Problem:
Rewrite all of the data with every "answer-line" changed to "solution-line" and everything else left as it is. Leave the pictures out of your answer.

Provided entries:
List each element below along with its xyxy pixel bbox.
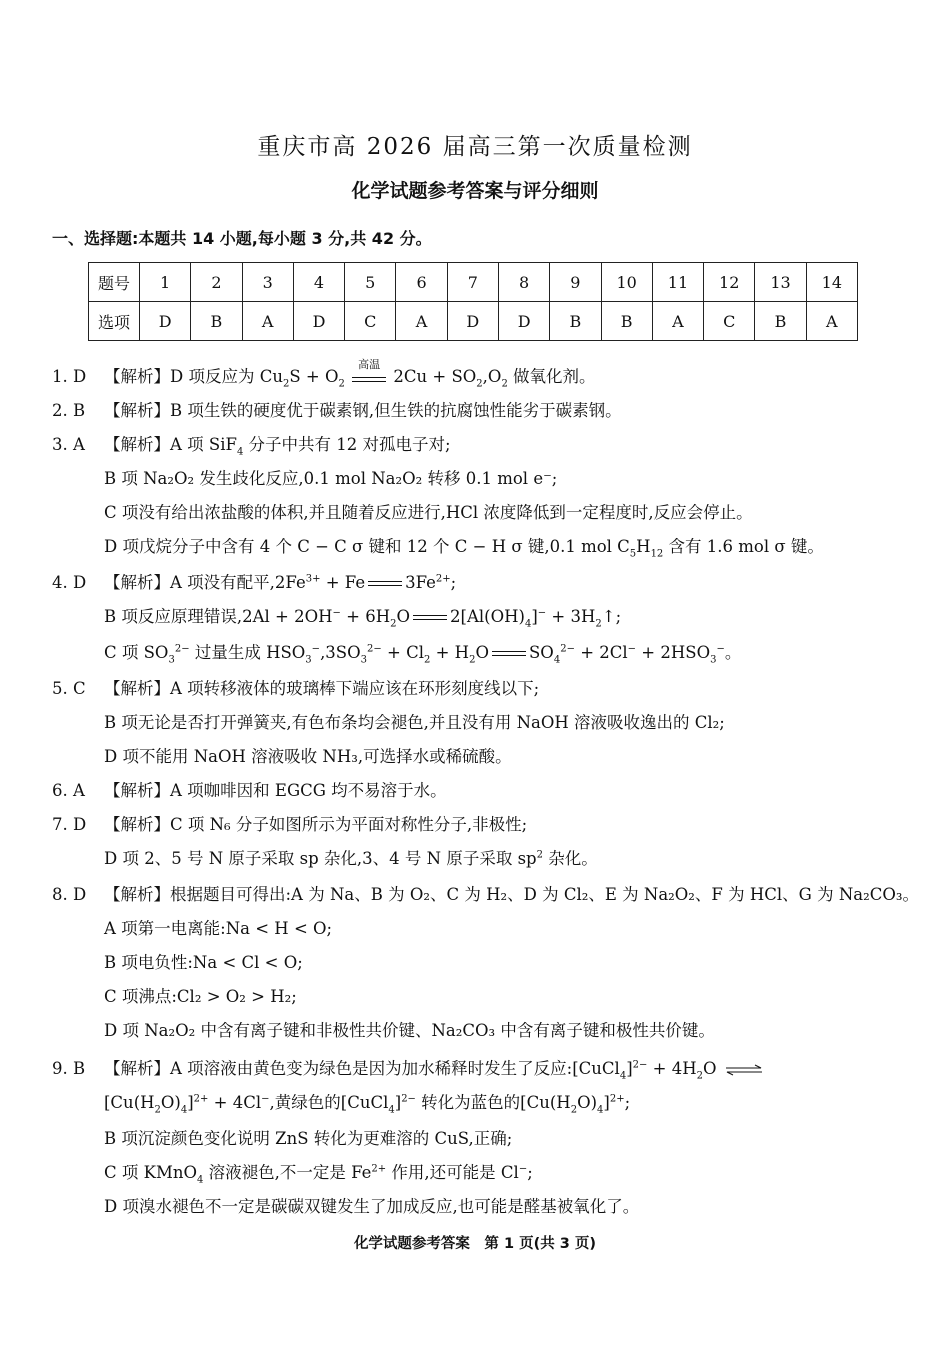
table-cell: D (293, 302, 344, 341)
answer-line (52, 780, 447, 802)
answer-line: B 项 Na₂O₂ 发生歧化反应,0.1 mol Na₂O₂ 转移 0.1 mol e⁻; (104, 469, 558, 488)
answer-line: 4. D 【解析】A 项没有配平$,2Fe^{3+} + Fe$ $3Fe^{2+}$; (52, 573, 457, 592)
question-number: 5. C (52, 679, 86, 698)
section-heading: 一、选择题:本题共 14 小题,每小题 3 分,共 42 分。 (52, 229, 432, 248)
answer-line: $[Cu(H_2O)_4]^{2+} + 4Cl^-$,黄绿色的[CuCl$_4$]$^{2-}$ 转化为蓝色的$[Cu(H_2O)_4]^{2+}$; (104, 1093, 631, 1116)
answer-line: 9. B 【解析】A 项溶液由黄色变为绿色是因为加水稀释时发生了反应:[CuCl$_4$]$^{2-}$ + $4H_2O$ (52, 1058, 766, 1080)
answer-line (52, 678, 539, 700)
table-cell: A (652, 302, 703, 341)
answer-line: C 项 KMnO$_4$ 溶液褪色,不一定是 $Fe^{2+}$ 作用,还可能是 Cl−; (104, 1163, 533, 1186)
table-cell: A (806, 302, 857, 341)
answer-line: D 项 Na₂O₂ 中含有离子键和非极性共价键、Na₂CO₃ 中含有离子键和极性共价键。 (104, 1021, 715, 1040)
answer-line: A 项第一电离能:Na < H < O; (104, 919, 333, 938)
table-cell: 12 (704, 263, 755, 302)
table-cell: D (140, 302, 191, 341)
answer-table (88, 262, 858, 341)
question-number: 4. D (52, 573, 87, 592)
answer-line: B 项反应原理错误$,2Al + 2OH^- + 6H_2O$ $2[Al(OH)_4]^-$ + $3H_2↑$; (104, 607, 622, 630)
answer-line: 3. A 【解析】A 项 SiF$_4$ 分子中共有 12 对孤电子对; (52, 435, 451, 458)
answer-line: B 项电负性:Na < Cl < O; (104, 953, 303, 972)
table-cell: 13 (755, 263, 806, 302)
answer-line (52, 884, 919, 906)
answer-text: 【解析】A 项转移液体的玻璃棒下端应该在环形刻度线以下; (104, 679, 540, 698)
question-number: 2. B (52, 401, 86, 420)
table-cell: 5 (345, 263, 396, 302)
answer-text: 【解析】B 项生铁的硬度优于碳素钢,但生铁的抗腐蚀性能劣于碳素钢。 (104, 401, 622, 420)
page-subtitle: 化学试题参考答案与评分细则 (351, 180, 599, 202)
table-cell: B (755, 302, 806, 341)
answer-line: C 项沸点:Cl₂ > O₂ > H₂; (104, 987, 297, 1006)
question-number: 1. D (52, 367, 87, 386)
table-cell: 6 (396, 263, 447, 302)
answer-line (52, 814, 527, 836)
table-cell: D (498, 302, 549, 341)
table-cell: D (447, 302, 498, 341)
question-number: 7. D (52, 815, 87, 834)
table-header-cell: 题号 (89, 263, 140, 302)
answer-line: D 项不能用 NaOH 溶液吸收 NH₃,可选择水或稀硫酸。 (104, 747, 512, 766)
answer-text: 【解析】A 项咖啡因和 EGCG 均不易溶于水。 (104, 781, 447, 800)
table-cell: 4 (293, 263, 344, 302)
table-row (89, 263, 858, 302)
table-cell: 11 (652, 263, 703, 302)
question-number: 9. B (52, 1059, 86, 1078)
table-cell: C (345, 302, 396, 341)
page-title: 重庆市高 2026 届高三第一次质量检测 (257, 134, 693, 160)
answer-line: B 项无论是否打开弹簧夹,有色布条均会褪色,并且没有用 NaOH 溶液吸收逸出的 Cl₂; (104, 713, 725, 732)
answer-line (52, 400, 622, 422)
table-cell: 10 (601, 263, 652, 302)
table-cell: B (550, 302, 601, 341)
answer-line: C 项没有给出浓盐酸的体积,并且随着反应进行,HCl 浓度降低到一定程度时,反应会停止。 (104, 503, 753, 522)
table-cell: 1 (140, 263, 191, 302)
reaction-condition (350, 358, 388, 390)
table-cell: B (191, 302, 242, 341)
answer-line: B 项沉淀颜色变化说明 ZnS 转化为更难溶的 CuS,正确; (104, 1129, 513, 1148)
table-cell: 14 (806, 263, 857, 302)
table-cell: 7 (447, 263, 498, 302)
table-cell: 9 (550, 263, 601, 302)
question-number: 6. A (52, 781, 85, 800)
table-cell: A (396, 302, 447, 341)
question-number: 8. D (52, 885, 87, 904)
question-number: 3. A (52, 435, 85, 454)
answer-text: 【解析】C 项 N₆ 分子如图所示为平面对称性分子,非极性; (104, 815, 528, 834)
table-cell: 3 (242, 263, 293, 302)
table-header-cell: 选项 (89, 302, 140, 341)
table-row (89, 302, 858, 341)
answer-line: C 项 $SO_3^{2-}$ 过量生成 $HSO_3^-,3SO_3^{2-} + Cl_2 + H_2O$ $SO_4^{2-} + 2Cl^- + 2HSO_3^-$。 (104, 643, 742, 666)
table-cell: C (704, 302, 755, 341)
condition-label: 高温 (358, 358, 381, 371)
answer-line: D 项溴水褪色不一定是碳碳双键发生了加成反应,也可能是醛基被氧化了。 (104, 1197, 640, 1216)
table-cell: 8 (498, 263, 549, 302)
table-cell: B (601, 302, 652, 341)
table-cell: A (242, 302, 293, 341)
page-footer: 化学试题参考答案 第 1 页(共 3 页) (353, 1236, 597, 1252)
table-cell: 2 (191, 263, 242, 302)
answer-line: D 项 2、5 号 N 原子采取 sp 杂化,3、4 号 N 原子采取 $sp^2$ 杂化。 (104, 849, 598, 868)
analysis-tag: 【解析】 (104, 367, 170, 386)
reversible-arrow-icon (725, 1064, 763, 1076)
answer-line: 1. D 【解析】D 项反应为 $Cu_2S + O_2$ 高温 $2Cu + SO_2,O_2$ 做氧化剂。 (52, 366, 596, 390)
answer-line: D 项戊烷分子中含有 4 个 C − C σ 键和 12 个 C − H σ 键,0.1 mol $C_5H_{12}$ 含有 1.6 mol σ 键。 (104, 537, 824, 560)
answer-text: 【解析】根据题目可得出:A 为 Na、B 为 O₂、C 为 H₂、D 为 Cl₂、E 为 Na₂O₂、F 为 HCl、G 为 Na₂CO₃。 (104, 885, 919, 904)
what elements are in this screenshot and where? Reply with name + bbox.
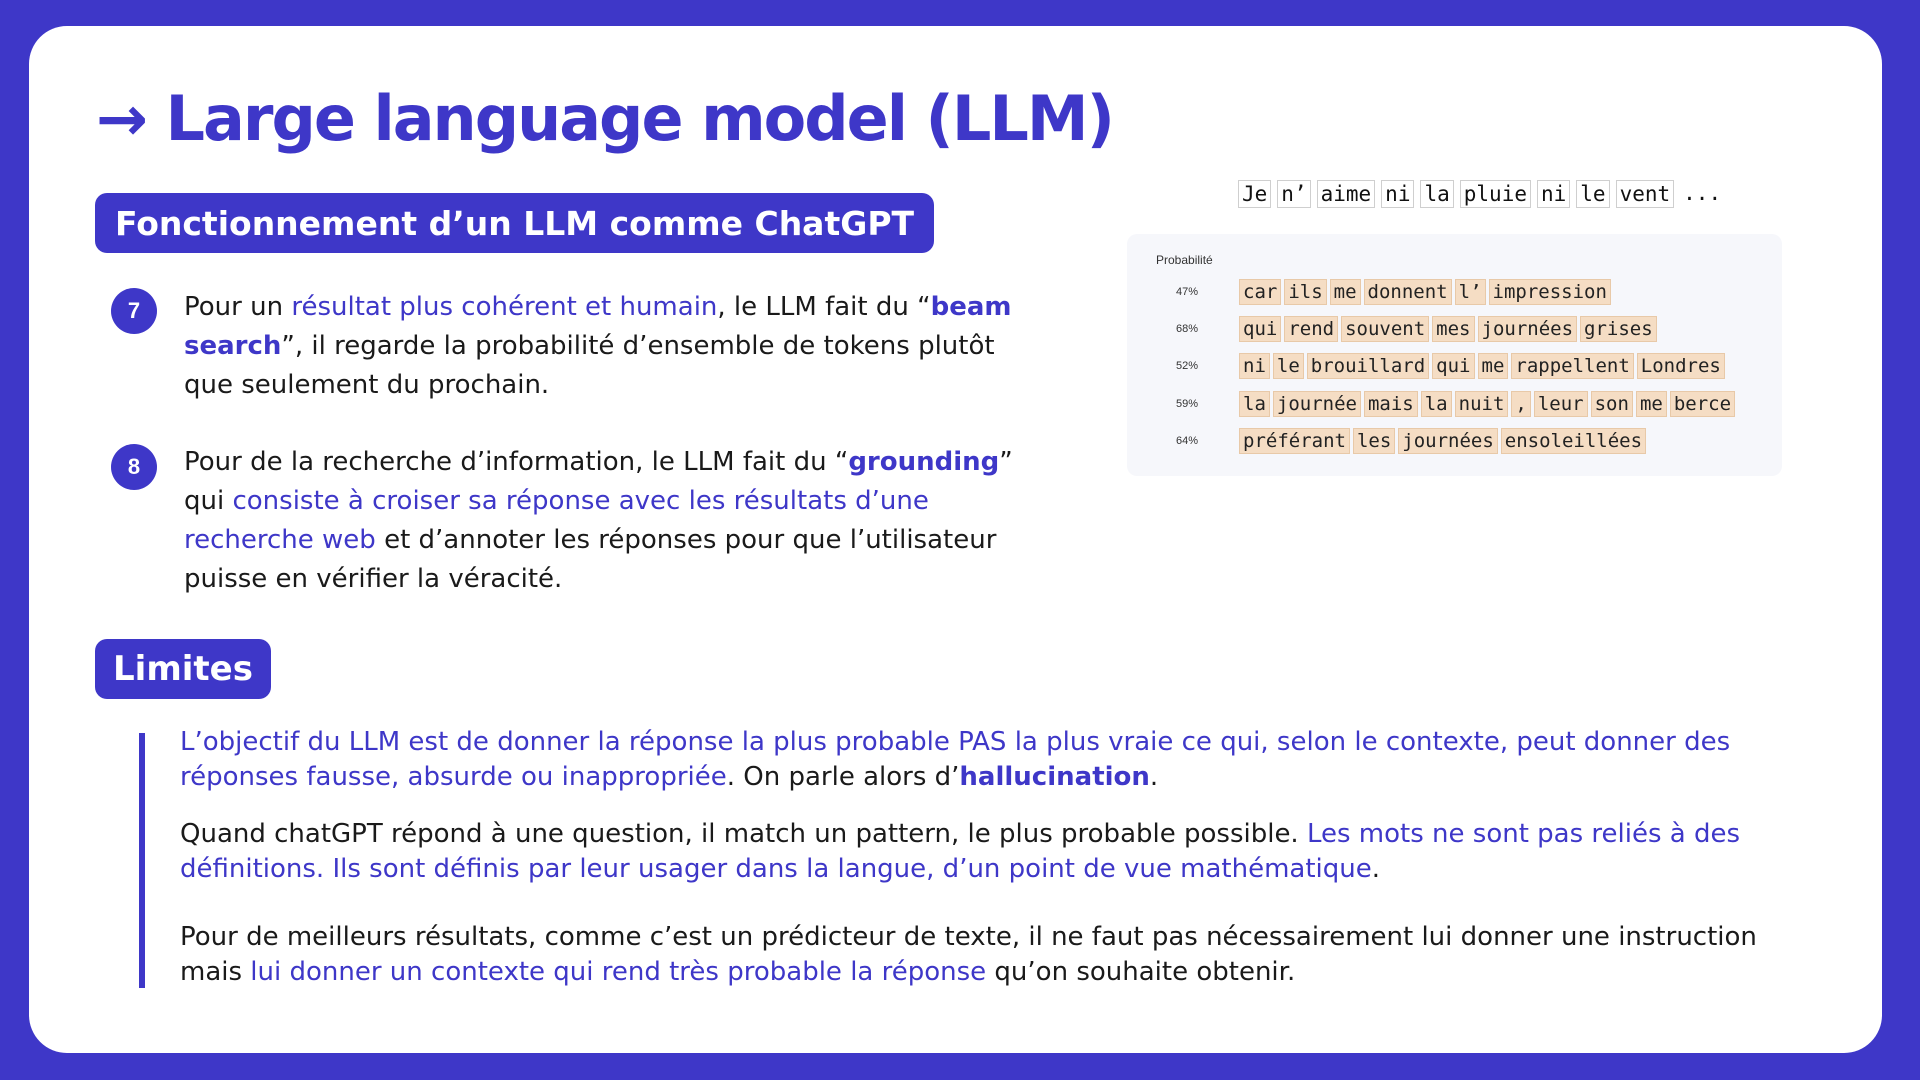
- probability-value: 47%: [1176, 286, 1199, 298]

Written reply:
List each element below along with its xyxy pixel bbox.
table-cell: D (293, 302, 344, 341)
solution-line (52, 780, 447, 802)
solution-line: B 项 Na₂O₂ 发生歧化反应,0.1 mol Na₂O₂ 转移 0.1 mol e⁻; (104, 469, 558, 488)
solution-line: 4. D 【解析】A 项没有配平$,2Fe^{3+} + Fe$ $3Fe^{2+}$; (52, 573, 457, 592)
question-number: 5. C (52, 679, 86, 698)
section-heading: 一、选择题:本题共 14 小题,每小题 3 分,共 42 分。 (52, 229, 432, 248)
solution-line: $[Cu(H_2O)_4]^{2+} + 4Cl^-$,黄绿色的[CuCl$_4$]$^{2-}$ 转化为蓝色的$[Cu(H_2O)_4]^{2+}$; (104, 1093, 631, 1116)
solution-line: 9. B 【解析】A 项溶液由黄色变为绿色是因为加水稀释时发生了反应:[CuCl$_4$]$^{2-}$ + $4H_2O$ (52, 1058, 766, 1080)
solution-line (52, 678, 539, 700)
table-cell: A (652, 302, 703, 341)
solution-line: C 项 KMnO$_4$ 溶液褪色,不一定是 $Fe^{2+}$ 作用,还可能是 Cl−; (104, 1163, 533, 1186)
table-cell: A (806, 302, 857, 341)
solution-line: D 项 Na₂O₂ 中含有离子键和非极性共价键、Na₂CO₃ 中含有离子键和极性共价键。 (104, 1021, 715, 1040)
solution-line: A 项第一电离能:Na < H < O; (104, 919, 333, 938)
table-cell: 12 (704, 263, 755, 302)
table-cell: D (140, 302, 191, 341)
answer-table (88, 262, 858, 341)
question-number: 4. D (52, 573, 87, 592)
solution-line: B 项反应原理错误$,2Al + 2OH^- + 6H_2O$ $2[Al(OH)_4]^-$ + $3H_2↑$; (104, 607, 622, 630)
solution-line: 3. A 【解析】A 项 SiF$_4$ 分子中共有 12 对孤电子对; (52, 435, 451, 458)
solution-line: B 项电负性:Na < Cl < O; (104, 953, 303, 972)
table-cell: 13 (755, 263, 806, 302)
solution-line (52, 884, 919, 906)
answer-text: 【解析】A 项转移液体的玻璃棒下端应该在环形刻度线以下; (104, 679, 540, 698)
question-number: 2. B (52, 401, 86, 420)
table-cell: 5 (345, 263, 396, 302)
answer-text: 【解析】B 项生铁的硬度优于碳素钢,但生铁的抗腐蚀性能劣于碳素钢。 (104, 401, 622, 420)
page-subtitle: 化学试题参考答案与评分细则 (351, 180, 599, 202)
table-cell: B (755, 302, 806, 341)
solution-line: C 项沸点:Cl₂ > O₂ > H₂; (104, 987, 297, 1006)
question-number: 1. D (52, 367, 87, 386)
table-cell: 6 (396, 263, 447, 302)
solution-line (52, 814, 527, 836)
table-cell: D (498, 302, 549, 341)
table-cell: D (447, 302, 498, 341)
question-number: 7. D (52, 815, 87, 834)
table-header-cell: 题号 (89, 263, 140, 302)
solution-line: D 项不能用 NaOH 溶液吸收 NH₃,可选择水或稀硫酸。 (104, 747, 512, 766)
answer-text: 【解析】A 项咖啡因和 EGCG 均不易溶于水。 (104, 781, 447, 800)
table-cell: 4 (293, 263, 344, 302)
table-row (89, 263, 858, 302)
table-cell: 11 (652, 263, 703, 302)
question-number: 9. B (52, 1059, 86, 1078)
table-cell: C (345, 302, 396, 341)
page-title: 重庆市高 2026 届高三第一次质量检测 (257, 134, 693, 160)
solution-line: B 项无论是否打开弹簧夹,有色布条均会褪色,并且没有用 NaOH 溶液吸收逸出的 Cl₂; (104, 713, 725, 732)
solution-line (52, 400, 622, 422)
table-cell: 10 (601, 263, 652, 302)
table-cell: B (550, 302, 601, 341)
solution-line: C 项没有给出浓盐酸的体积,并且随着反应进行,HCl 浓度降低到一定程度时,反应会停止。 (104, 503, 753, 522)
table-cell: 1 (140, 263, 191, 302)
reaction-condition (350, 358, 388, 390)
table-cell: B (191, 302, 242, 341)
solution-line: B 项沉淀颜色变化说明 ZnS 转化为更难溶的 CuS,正确; (104, 1129, 513, 1148)
table-cell: 14 (806, 263, 857, 302)
table-cell: 7 (447, 263, 498, 302)
table-cell: 9 (550, 263, 601, 302)
question-number: 6. A (52, 781, 85, 800)
table-cell: A (396, 302, 447, 341)
question-number: 8. D (52, 885, 87, 904)
question-number: 3. A (52, 435, 85, 454)
answer-text: 【解析】C 项 N₆ 分子如图所示为平面对称性分子,非极性; (104, 815, 528, 834)
table-cell: 3 (242, 263, 293, 302)
table-header-cell: 选项 (89, 302, 140, 341)
table-row (89, 302, 858, 341)
solution-line: C 项 $SO_3^{2-}$ 过量生成 $HSO_3^-,3SO_3^{2-} + Cl_2 + H_2O$ $SO_4^{2-} + 2Cl^- + 2HSO_3^-$。 (104, 643, 742, 666)
table-cell: C (704, 302, 755, 341)
condition-label: 高温 (358, 358, 381, 371)
solution-line: D 项溴水褪色不一定是碳碳双键发生了加成反应,也可能是醛基被氧化了。 (104, 1197, 640, 1216)
table-cell: 8 (498, 263, 549, 302)
table-cell: B (601, 302, 652, 341)
table-cell: A (242, 302, 293, 341)
page-footer: 化学试题参考答案 第 1 页(共 3 页) (353, 1236, 597, 1252)
table-cell: 2 (191, 263, 242, 302)
solution-line: D 项 2、5 号 N 原子采取 sp 杂化,3、4 号 N 原子采取 $sp^2$ 杂化。 (104, 849, 598, 868)
analysis-tag: 【解析】 (104, 367, 170, 386)
reversible-arrow-icon (725, 1064, 763, 1076)
solution-line: 1. D 【解析】D 项反应为 $Cu_2S + O_2$ 高温 $2Cu + SO_2,O_2$ 做氧化剂。 (52, 366, 596, 390)
solution-line: D 项戊烷分子中含有 4 个 C − C σ 键和 12 个 C − H σ 键,0.1 mol $C_5H_{12}$ 含有 1.6 mol σ 键。 (104, 537, 824, 560)
answer-text: 【解析】根据题目可得出:A 为 Na、B 为 O₂、C 为 H₂、D 为 Cl₂、E 为 Na₂O₂、F 为 HCl、G 为 Na₂CO₃。 (104, 885, 919, 904)
what elements are in this screenshot and where? Reply with name + bbox.
- probability-value: 47%: [1176, 286, 1199, 298]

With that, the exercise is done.